## Start Entries provided
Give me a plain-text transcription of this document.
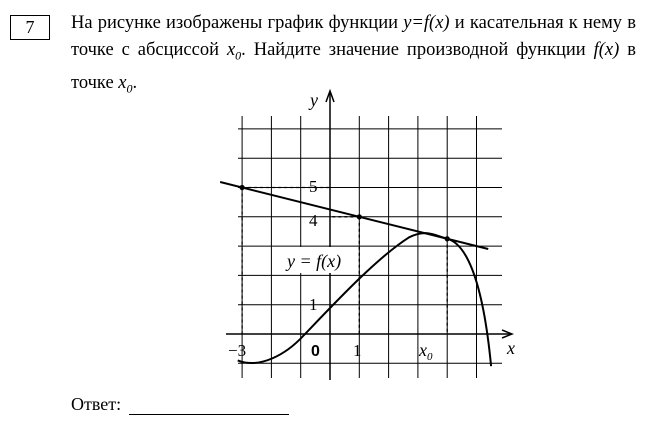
7 На рисунке изображены график функции y=f(x) и касательная к нему в точке с абсциссой $x_0$. Найдите значение производной функции f(x) в точке $x_0$.
y = f(x)
y
x
0
−3	1	$x_0$
5
4
1
Ответ:
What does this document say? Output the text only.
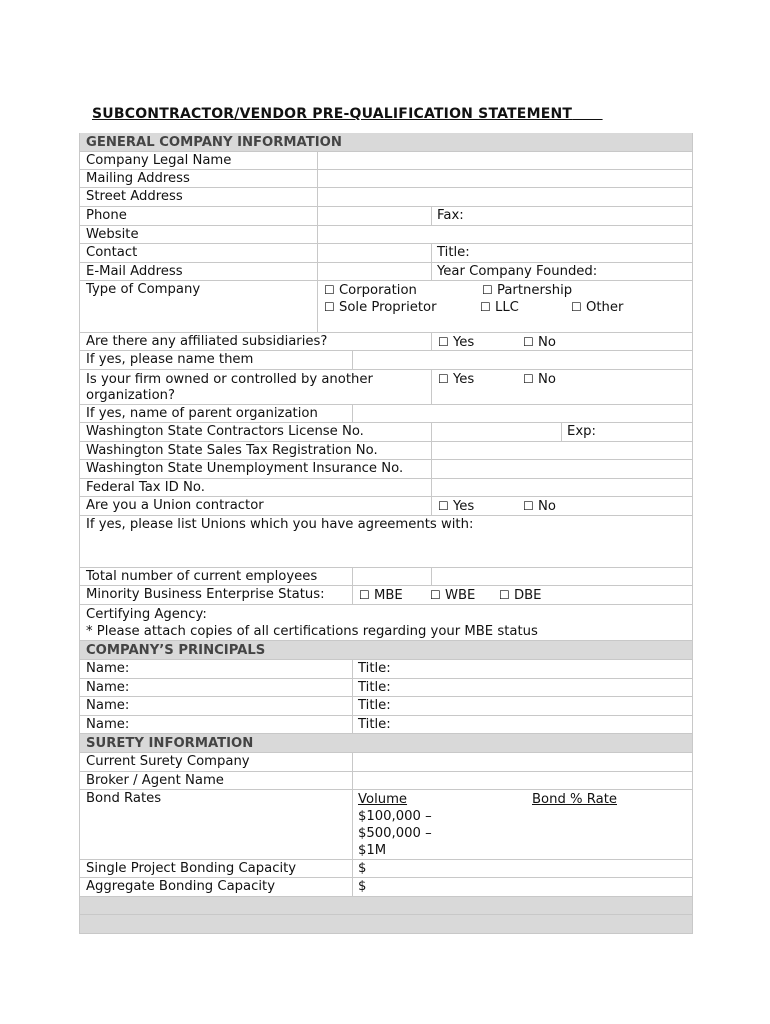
SUBCONTRACTOR/VENDOR PRE-QUALIFICATION STATEMENT
GENERAL COMPANY INFORMATION
Company Legal Name
Mailing Address
Street Address
Phone	Fax:
Website
Contact	Title:
E-Mail Address	Year Company Founded:
Type of Company	☐ Corporation	☐ Partnership
☐ Sole Proprietor	☐ LLC	☐ Other
Are there any affiliated subsidiaries?	☐ Yes	☐ No
If yes, please name them
Is your firm owned or controlled by another
organization?
☐ Yes	☐ No
If yes, name of parent organization
Washington State Contractors License No.	Exp:
Washington State Sales Tax Registration No.
Washington State Unemployment Insurance No.
Federal Tax ID No.
Are you a Union contractor	☐ Yes	☐ No
If yes, please list Unions which you have agreements with:
Total number of current employees
Minority Business Enterprise Status:	☐ MBE ☐ WBE ☐ DBE
Certifying Agency:
* Please attach copies of all certifications regarding your MBE status
COMPANY’S PRINCIPALS
Name:	Title:
Name:	Title:
Name:	Title:
Name:	Title:
SURETY INFORMATION
Current Surety Company
Broker / Agent Name
Bond Rates	Volume	Bond % Rate
$100,000 –
$500,000 –
$1M
Single Project Bonding Capacity	$
Aggregate Bonding Capacity	$
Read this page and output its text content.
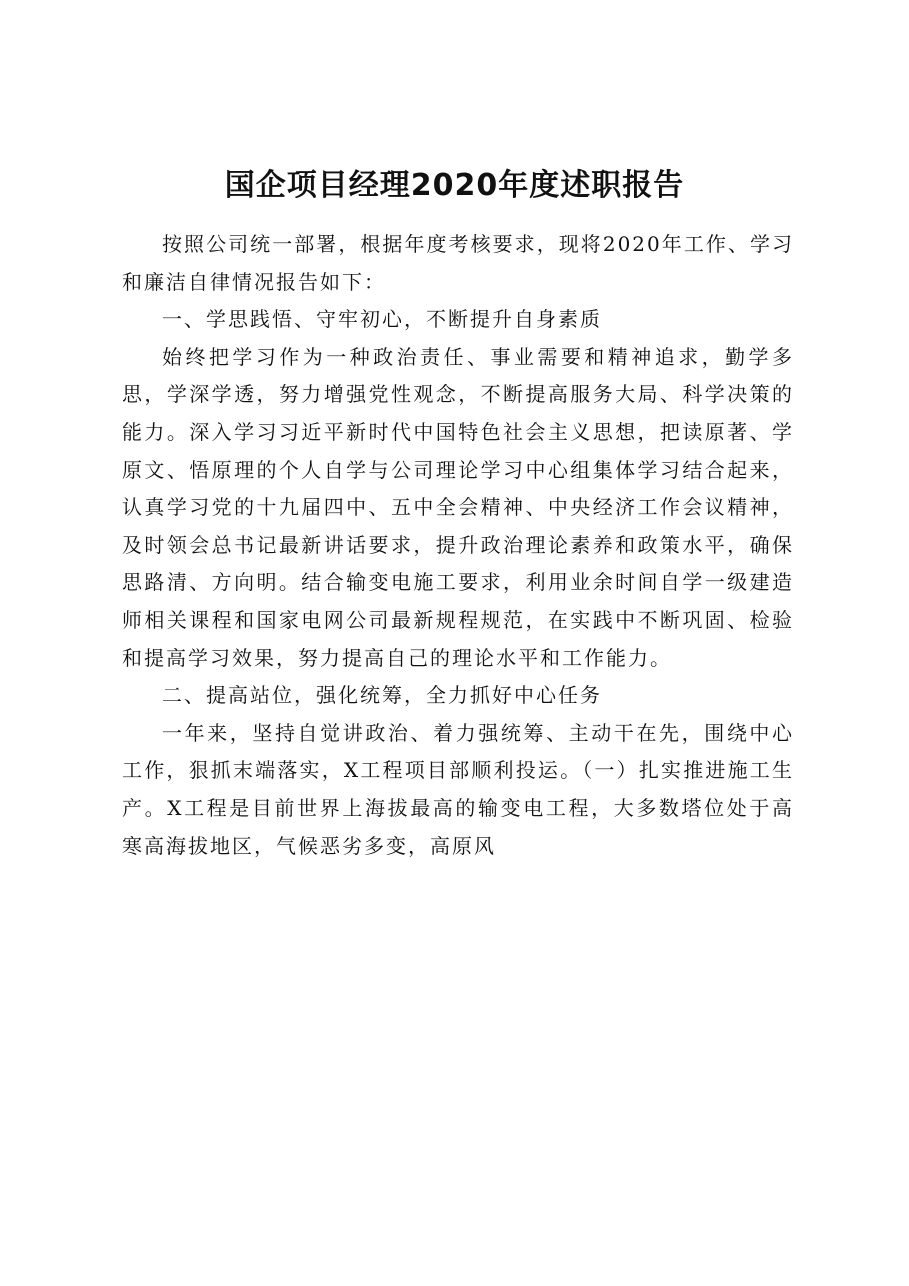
国企项目经理2020年度述职报告

按照公司统一部署，根据年度考核要求，现将2020年工作、学习和廉洁自律情况报告如下：

一、学思践悟、守牢初心，不断提升自身素质

始终把学习作为一种政治责任、事业需要和精神追求，勤学多思，学深学透，努力增强党性观念，不断提高服务大局、科学决策的能力。深入学习习近平新时代中国特色社会主义思想，把读原著、学原文、悟原理的个人自学与公司理论学习中心组集体学习结合起来，认真学习党的十九届四中、五中全会精神、中央经济工作会议精神，及时领会总书记最新讲话要求，提升政治理论素养和政策水平，确保思路清、方向明。结合输变电施工要求，利用业余时间自学一级建造师相关课程和国家电网公司最新规程规范，在实践中不断巩固、检验和提高学习效果，努力提高自己的理论水平和工作能力。

二、提高站位，强化统筹，全力抓好中心任务

一年来，坚持自觉讲政治、着力强统筹、主动干在先，围绕中心工作，狠抓末端落实，X工程项目部顺利投运。（一）扎实推进施工生产。X工程是目前世界上海拔最高的输变电工程，大多数塔位处于高寒高海拔地区，气候恶劣多变，高原风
## End Entries provided
What the exercise asks: All entries must be written out again exactly as given, with no pictures in the copy.

Response to this task:
Give me a plain-text transcription of this document.
7 На рисунке изображены график функции y=f(x) и касательная к нему в точке с абсциссой $x_0$. Найдите значение производной функции f(x) в точке $x_0$.
y = f(x)
y
x
0
−3	1	$x_0$
5
4
1
Ответ:
What does this document say? Output the text only.
SUBCONTRACTOR/VENDOR PRE-QUALIFICATION STATEMENT
GENERAL COMPANY INFORMATION
Company Legal Name
Mailing Address
Street Address
Phone	Fax:
Website
Contact	Title:
E-Mail Address	Year Company Founded:
Type of Company	☐ Corporation	☐ Partnership
☐ Sole Proprietor	☐ LLC	☐ Other
Are there any affiliated subsidiaries?	☐ Yes	☐ No
If yes, please name them
Is your firm owned or controlled by another
organization?
☐ Yes	☐ No
If yes, name of parent organization
Washington State Contractors License No.	Exp:
Washington State Sales Tax Registration No.
Washington State Unemployment Insurance No.
Federal Tax ID No.
Are you a Union contractor	☐ Yes	☐ No
If yes, please list Unions which you have agreements with:
Total number of current employees
Minority Business Enterprise Status:	☐ MBE ☐ WBE ☐ DBE
Certifying Agency:
* Please attach copies of all certifications regarding your MBE status
COMPANY’S PRINCIPALS
Name:	Title:
Name:	Title:
Name:	Title:
Name:	Title:
SURETY INFORMATION
Current Surety Company
Broker / Agent Name
Bond Rates	Volume	Bond % Rate
$100,000 –
$500,000 –
$1M
Single Project Bonding Capacity	$
Aggregate Bonding Capacity	$
Read this page and output its text content.
国企项目经理2020年度述职报告

按照公司统一部署，根据年度考核要求，现将2020年工作、学习和廉洁自律情况报告如下：

一、学思践悟、守牢初心，不断提升自身素质

始终把学习作为一种政治责任、事业需要和精神追求，勤学多思，学深学透，努力增强党性观念，不断提高服务大局、科学决策的能力。深入学习习近平新时代中国特色社会主义思想，把读原著、学原文、悟原理的个人自学与公司理论学习中心组集体学习结合起来，认真学习党的十九届四中、五中全会精神、中央经济工作会议精神，及时领会总书记最新讲话要求，提升政治理论素养和政策水平，确保思路清、方向明。结合输变电施工要求，利用业余时间自学一级建造师相关课程和国家电网公司最新规程规范，在实践中不断巩固、检验和提高学习效果，努力提高自己的理论水平和工作能力。

二、提高站位，强化统筹，全力抓好中心任务

一年来，坚持自觉讲政治、着力强统筹、主动干在先，围绕中心工作，狠抓末端落实，X工程项目部顺利投运。（一）扎实推进施工生产。X工程是目前世界上海拔最高的输变电工程，大多数塔位处于高寒高海拔地区，气候恶劣多变，高原风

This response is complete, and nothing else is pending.